:: SOURCE ::

Mme Longtin (Marie-José): J’ai l’impression que c’est plus risqué de prévoir une date au-delà de laquelle il ne peut plus invoquer quelque chose que de prévoir qu’il… ou de laisser, à la date de présentation ou encore à un jeu plus souple, de présenter avant, le cas échéant, une requête pour faire déclarer abusives les procédures.

Mme Hivon: C’est votre point de vue pour les deux, que l’on soit d’un côté ou l’autre. Pour les deux parties, vous estimez que ce serait problématique.

Mme Longtin (Marie-José): Je pense que oui.

Le Président (M. Bachand, Arthabaska): Mme la députée.

Mme Hivon: Ça va. Je vais méditer ça aussi pendant la pause. Mais en fait mon souci est simple. Si vous me dites que c’est un souci qui est non fondé, qui ne risque pas de se concrétiser jamais, je vais me fier à l’experte. Mais mon souci, c’était qu’on puisse y voir là, puisqu’il n’y avait pas de délai de prévu noir sur blanc, que le 30 jours n’était pas prévu, mais qu’il y a quand même une latitude quand on lit 151.4 parce que ça pourrait être plus, qu’il n’y avait pas là une manière, pour la partie présumément abusive, auteure d’une procédure abusive, de gagner du temps.

Mme Longtin (Marie-José): Si je puis ajouter. Je pense que. si on regarde, entre autres, l’article 4.1, il y a déjà là-dedans les éléments qui pourraient permettre de justifier une intervention. C’est qu’en fait on dit bien que les parties doivent éviter de nuire à autrui et agir de bonne foi, et le tribunal peut intervenir pour assurer une saine gestion de l’instance. Et, comme on nous a dit, une saine gestion, ça veut dire qu’il peut intervenir un petit peu plus que tout simplement, là, accepter des calendriers.

Mme Hivon: Il peut, mais il n’est pas obligé de. C’est ça un peu…

Mme Longtin (Marie-José): Il n’est pas obligé.

Mme Hivon: Il a quand même la latitude de dire…

Mme Longtin (Marie-José): Oui. Mais il y a une question de culture aussi qui se développe ou qui est en train de se développer.

Mme Hivon: Ça fait que c’est ça, ma question, c’est: Vu qu’on essaie de changer justement un peu la culture avec ce projet de loi là, est-ce que ce ne serait pas quelque chose d’envisageable de venir prévoir, par exemple, que le 30 jours est vraiment là, noir sur blanc, prévu, et qu’on ne peut pas l’étendre à un délai supplémentaire?

Mme Longtin (Marie-José): Je pense que toute la culture de ce code est de permettre au tribunal d’intervenir, mais en laissant plus une certaine flexibilité. Et, si on vient établir un délai très fixe, au-delà de ça, comment le tribunal va justifier, par exemple, d’accepter peut-être une requête tardive pour faire déclarer quelque chose d’abusif qui n’aurait pas pu être présenté à titre de moyen préliminaire dans les 30 jours, si le délai est de 30 jours?

Mme Hivon: Mais là on est dans un cas donné de la requête préliminaire pour que la demande soit déclarée abusive. Puis, dans le commentaire, la ministre elle-même disait que c’est 30 jours, tellement on pensait que c’était une règle à peu près écrite ou…

Mme Longtin (Marie-José): C’est la pratique…

Mme Hivon: Oui, c’est ça.

:::
:: EXTRAIT DE DONNÉES ::

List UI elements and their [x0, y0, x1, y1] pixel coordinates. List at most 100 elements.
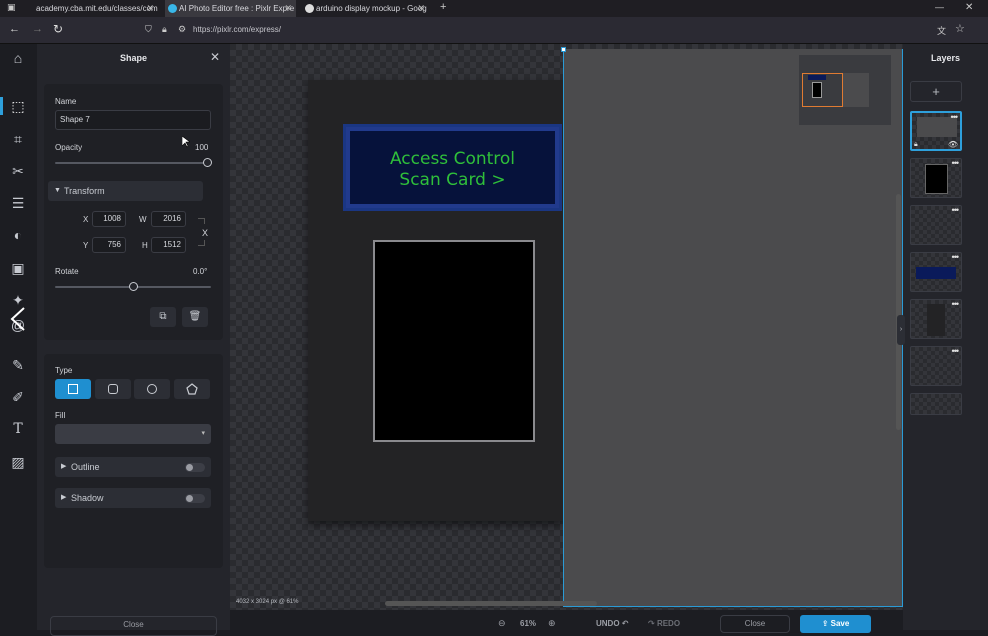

:::

- _CONSIGNES_
a - Restituez, dans la transcription du débat, tout ce qui va de « Mme Longtin (Marie-José): Si » jusqu'à « n’est pas obligé. ».
b - D'après la transcription du débat, les affirmations suivantes sont-elles exactes ? Répondez par oui ou par non et citez les mots qui tranchent. (i) Mme Longtin voit une difficulté pour le tribunal si un délai très fixe est établi. (ii) Selon Mme Longtin, le tribunal est obligé d'intervenir. (iii) Mme Hivon annonce qu'elle réfléchira à la question pendant la pause.
c - Rédigez la suite de la transcription du débat à partir de sa dernière réplique.

- _RÉPONSES ATTENDUES_
a -
Mme Longtin (Marie-José): Si je puis ajouter. Je pense que. si on regarde, entre autres, l’article 4.1, il y a déjà là-dedans les éléments qui pourraient permettre de justifier une intervention. C’est qu’en fait on dit bien que les parties doivent éviter de nuire à autrui et agir de bonne foi, et le tribunal peut intervenir pour assurer une saine gestion de l’instance. Et, comme on nous a dit, une saine gestion, ça veut dire qu’il peut intervenir un petit peu plus que tout simplement, là, accepter des calendriers.

Mme Hivon: Il peut, mais il n’est pas obligé de. C’est ça un peu…

Mme Longtin (Marie-José): Il n’est pas obligé.

b - (i) Oui : « si on vient établir un délai très fixe, au-delà de ça, comment le tribunal va justifier ». (ii) Non : « Il n’est pas obligé. » (iii) Oui : « Je vais méditer ça aussi pendant la pause. »

c -
Mme Longtin (Marie-José): …qu’on constate, mais…

Mme Hivon: Donc, on se fie à la pratique et à la bonne foi des parties.

Mme Longtin (Marie-José): À la bonne foi et au pouvoir d’intervention du tribunal.

Mme Hivon: On est conscients que, quand on est en matière présumément abusive, des fois la bonne foi est peut-être… je comprends qu’on la présume toujours, là, mais elle est peut-être moins évidente que dans les cas généraux où des parties se défendent correctement devant les tribunaux, là.

Mme Weil: C’est ce qui permettrait au juge d’intervenir. Mais si je peux rajouter peut-être un élément parce que je pense qu’on est dans du droit nouveau, c’est quelque chose qu’on… Je pense qu’il y a plusieurs aspects de ce projet de loi qu’on va vouloir surveiller, regarder, observer, étudier pour voir comment les tribunaux vont réagir à ces nouvelles dispositions, comment les parties vont réagir. Est-ce qu’on aura réussi à réduire le nombre ou est-ce que vraiment la portée dissuasive de ce projet de loi aura fonctionné? Ça pourrait être un élément d’étude ou d’observation de voir comment ce délai fonctionne exactement, si vraiment c’est dans les 30 jours ou est-ce que, de temps en temps, on pourrait voir que c’est étiré dans le sens de 90 ou 180 jours pour aller dans ce sens d’abus dont la députée mentionne.

Donc, moi, je dis ça comme ça, qu’au ministère de la Justice c’est quelque chose qu’on pourrait, parmi les mesures, qu’on pourrait observer. Pour l’instant, je pense que l’objectif, c’est de garder la flexibilité, de permettre aux parties de se préparer, donc d’agir vraiment dans la logique du Code de procédure sans trop… sans jouer vraiment avec des délais qui sont autrement… qui font partie de la pratique.

Le Président (M. Bachand, Arthabaska): Mme la ministre, je suis obligé de vous interrompre parce que, compte tenu de l’heure, je dois suspendre les travaux. Je comprends que vous souhaitez que l’heure du midi soit fructueuse pour vos réflexions, donc je vais suspendre. Oui. Donc, je vais suspendre l’adoption de l’article et l’étude aussi de l’article 54.2 jusqu’au retour. Donc, je vous souhaite bon dîner, et je suspends les travaux jusqu’à 15 heures cet après-midi. Bon appétit à tous.

(Suspension de la séance à 13 heures)

(Reprise à 15 h 13)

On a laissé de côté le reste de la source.